**Figure data in JSON**
________________________________________

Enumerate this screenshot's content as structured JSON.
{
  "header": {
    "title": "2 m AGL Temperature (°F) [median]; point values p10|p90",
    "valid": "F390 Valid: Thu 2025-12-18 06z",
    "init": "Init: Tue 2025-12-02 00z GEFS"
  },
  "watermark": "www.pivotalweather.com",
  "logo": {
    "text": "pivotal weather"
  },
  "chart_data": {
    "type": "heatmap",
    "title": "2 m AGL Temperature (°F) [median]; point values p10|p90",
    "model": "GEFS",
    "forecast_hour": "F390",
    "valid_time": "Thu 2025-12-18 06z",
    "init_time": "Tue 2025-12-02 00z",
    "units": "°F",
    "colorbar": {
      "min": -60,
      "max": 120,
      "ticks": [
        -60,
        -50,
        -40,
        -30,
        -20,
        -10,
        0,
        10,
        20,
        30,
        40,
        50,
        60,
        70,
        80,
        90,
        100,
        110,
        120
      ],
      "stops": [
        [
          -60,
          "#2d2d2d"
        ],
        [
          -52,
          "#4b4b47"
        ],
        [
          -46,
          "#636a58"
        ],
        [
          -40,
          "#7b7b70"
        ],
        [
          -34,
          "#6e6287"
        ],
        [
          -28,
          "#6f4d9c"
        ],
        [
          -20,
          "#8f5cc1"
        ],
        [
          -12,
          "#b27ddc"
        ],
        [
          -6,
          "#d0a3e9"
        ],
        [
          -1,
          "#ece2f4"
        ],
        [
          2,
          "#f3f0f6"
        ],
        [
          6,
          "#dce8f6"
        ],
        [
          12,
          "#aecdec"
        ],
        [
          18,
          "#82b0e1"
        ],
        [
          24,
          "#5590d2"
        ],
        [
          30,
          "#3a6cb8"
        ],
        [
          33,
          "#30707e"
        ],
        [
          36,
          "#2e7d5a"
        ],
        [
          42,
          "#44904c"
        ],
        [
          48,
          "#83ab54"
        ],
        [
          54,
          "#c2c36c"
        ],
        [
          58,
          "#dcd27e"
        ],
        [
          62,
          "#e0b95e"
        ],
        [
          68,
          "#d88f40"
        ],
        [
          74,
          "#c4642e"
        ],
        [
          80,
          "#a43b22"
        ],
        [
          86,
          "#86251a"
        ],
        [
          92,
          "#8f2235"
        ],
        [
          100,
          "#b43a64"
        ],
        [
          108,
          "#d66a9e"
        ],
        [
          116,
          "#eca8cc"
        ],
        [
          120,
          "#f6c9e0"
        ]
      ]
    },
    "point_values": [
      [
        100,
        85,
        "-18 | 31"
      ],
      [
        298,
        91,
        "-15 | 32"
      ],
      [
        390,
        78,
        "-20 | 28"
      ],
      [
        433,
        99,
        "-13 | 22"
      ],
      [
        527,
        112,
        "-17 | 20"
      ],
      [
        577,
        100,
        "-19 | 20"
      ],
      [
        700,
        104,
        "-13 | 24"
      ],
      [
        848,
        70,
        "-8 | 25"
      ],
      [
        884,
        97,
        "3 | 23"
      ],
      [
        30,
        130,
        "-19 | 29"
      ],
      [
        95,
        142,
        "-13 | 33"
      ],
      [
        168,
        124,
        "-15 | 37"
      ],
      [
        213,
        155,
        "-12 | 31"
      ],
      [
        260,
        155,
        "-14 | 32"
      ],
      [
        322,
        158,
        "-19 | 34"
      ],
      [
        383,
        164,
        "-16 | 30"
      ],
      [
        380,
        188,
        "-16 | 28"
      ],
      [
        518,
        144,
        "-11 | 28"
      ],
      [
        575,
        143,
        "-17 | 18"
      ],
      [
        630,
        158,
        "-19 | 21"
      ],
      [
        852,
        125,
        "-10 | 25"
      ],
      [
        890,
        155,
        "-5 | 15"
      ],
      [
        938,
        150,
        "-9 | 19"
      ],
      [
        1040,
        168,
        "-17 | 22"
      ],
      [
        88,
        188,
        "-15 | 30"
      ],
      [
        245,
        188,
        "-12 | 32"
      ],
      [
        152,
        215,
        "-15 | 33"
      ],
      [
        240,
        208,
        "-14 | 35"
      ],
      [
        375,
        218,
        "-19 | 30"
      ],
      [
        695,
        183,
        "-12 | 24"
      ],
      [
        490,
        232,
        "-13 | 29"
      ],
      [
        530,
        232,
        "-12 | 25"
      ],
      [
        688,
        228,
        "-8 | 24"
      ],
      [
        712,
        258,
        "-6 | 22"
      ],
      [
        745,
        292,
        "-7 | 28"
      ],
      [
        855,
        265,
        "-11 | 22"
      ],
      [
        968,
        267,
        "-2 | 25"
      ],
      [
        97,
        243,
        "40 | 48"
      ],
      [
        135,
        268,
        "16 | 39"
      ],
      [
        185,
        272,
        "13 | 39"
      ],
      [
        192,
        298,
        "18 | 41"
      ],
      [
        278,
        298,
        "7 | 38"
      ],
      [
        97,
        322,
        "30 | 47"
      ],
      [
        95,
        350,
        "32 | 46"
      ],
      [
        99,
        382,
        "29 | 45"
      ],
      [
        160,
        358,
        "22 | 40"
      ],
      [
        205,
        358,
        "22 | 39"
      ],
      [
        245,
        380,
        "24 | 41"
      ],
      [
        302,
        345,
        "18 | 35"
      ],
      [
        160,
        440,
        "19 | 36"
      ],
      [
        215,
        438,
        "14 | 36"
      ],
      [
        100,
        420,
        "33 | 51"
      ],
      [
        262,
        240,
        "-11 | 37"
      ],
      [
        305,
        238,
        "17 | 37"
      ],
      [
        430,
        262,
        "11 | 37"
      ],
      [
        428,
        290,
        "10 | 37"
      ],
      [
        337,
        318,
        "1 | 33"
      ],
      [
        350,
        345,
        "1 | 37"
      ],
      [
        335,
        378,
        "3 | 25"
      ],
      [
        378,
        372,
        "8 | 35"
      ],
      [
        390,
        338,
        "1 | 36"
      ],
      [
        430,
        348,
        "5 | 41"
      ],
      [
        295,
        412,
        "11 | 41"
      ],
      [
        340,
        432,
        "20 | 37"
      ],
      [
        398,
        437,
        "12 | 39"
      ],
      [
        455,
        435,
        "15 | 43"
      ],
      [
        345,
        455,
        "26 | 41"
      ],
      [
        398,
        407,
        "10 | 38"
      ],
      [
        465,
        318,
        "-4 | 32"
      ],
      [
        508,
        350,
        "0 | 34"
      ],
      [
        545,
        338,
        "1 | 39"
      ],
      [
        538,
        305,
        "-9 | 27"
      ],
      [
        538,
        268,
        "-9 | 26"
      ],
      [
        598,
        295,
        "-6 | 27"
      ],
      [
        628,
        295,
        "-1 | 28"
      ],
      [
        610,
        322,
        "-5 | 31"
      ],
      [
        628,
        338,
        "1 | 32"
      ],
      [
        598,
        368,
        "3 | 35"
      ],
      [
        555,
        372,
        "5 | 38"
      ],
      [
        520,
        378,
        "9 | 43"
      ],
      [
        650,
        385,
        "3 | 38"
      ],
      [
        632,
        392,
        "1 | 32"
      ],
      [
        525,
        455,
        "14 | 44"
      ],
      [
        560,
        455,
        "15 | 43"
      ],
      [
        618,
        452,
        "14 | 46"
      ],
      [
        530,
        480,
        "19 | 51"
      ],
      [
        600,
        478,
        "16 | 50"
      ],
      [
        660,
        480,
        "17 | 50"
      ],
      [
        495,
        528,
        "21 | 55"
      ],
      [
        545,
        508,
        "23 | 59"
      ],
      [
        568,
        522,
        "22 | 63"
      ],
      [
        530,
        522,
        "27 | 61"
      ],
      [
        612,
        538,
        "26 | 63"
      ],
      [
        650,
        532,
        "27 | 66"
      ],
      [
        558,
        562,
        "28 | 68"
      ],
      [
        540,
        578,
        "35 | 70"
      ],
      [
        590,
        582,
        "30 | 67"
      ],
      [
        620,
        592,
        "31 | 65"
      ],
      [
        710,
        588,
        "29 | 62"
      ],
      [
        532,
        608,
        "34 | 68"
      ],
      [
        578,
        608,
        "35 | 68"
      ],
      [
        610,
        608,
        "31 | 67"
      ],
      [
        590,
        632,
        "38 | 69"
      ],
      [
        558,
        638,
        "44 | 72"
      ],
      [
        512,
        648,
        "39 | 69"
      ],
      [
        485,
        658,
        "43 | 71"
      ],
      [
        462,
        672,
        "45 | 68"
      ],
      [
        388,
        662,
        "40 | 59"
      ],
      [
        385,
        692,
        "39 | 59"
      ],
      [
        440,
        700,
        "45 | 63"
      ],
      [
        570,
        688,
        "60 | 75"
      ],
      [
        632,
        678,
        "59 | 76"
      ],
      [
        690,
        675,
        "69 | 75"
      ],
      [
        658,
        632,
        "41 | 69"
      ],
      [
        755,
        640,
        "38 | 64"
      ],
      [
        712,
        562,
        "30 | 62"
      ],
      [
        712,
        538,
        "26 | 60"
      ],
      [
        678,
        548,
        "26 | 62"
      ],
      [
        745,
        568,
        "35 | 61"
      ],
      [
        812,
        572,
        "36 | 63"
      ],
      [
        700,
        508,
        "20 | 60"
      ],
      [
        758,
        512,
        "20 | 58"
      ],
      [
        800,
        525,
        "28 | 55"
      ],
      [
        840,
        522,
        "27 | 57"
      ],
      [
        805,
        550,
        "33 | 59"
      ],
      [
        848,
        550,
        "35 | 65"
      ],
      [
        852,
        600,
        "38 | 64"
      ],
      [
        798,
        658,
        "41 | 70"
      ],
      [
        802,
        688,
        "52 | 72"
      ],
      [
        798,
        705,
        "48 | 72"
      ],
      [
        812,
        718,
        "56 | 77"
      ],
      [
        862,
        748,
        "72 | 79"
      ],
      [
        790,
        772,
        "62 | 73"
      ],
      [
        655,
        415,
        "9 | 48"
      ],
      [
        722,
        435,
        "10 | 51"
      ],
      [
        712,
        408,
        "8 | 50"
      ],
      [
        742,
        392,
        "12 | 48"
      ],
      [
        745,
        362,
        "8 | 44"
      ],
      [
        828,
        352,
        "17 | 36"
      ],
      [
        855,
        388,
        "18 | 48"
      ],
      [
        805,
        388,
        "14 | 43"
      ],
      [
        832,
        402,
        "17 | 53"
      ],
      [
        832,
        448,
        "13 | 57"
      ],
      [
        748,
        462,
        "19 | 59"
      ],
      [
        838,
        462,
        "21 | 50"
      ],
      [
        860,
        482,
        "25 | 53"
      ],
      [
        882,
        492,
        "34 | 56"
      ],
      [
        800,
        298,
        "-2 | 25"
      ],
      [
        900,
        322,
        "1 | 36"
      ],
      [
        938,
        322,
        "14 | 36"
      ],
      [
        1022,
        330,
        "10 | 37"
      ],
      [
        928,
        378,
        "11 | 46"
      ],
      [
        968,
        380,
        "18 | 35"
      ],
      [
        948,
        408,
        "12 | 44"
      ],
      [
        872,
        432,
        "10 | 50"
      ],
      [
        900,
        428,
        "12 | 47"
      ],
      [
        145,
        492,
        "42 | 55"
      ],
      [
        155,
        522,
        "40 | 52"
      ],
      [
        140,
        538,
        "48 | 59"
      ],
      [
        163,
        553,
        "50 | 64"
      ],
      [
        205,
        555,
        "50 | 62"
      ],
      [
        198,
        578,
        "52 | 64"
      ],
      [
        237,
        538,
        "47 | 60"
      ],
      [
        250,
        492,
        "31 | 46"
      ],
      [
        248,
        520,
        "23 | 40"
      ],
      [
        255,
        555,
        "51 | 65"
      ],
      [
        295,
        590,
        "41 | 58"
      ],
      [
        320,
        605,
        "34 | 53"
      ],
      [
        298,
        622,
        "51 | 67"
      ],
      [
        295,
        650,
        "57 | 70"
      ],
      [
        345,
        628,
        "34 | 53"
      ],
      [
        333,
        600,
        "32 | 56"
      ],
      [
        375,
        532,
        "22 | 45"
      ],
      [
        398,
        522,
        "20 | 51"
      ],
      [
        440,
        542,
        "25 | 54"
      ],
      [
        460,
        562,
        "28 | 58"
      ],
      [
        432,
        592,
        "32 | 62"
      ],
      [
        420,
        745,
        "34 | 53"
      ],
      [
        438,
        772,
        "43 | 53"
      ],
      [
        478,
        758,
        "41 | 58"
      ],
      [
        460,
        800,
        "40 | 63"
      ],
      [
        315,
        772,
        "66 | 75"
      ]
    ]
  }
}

________________________________________

**TASK INSTRUCTIONS**
Return each line with "GEFS".

**FULL RESPONSE**
    "init": "Init: Tue 2025-12-02 00z GEFS"
    "model": "GEFS",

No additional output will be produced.